━━━ Okuma Metni
"Hırsızlık, uğursuzluk, yolsuzluk, cinayet siyasi faaliyete engel olmuyor. Siyasi yasaklılar 'düşünce suçluları' oluyor. Dramatik olan da bu. "
Çalışlar'a göre, hırsızlık, uğursuzluk, yolsuzluk yapanlar, katiller ya yargılanmıyor, yargılansalar bile af ve erteleme yasalarından yararlanarak serbest kalıyorlar, siyaset yapıyorlar.
"Yani en büyük suç, 'düşünce suçu' oluyor."
Erteleme'den farklı sonuçlar
Oral Çalışlar, Kemal Burkay ve Abdullah Öcalan'la yaptığı söyleşileri Cumhuriyet gazetesinde dizi olarak yayımladıktan sonra kitaplaştırınca Terörle Mücadele Yasası 8/1'den "bölücülük iddiası"yla yargılandı. Yıllar süren bu yargılama, en son Yargıtay'da iken erteleme yasası çıkınca, süreç donduruldu.
"İkimiz de 'Erteleme Yasası'ndan yararlandığımız halde Tayyip Erdoğan yasaklı ben değilim. Çünkü, Erdoğan 'Erteleme'den önce yargılandı, hapis yattı, o yüzden yasaklı. Benim yargılamam daha önce bitseydi, ben de yasaklı olacaktım."
━━━━━━
━━━ Sağlanan Veriler
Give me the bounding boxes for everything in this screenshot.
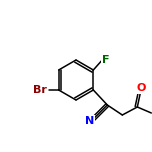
━━━━━━
Siyasi yasaklar ve düşünce suçu üzerine olan metinden "Çalışlar'a göre, hırsızlık, uğursuzluk, yolsuzluk" ifadesiyle başlayıp "kalıyorlar, siyaset yapıyorlar." ifadesiyle biten bölümü tek harfini bile değiştirmeden yazın.

Çalışlar'a göre, hırsızlık, uğursuzluk, yolsuzluk yapanlar, katiller ya yargılanmıyor, yargılansalar bile af ve erteleme yasalarından yararlanarak serbest kalıyorlar, siyaset yapıyorlar.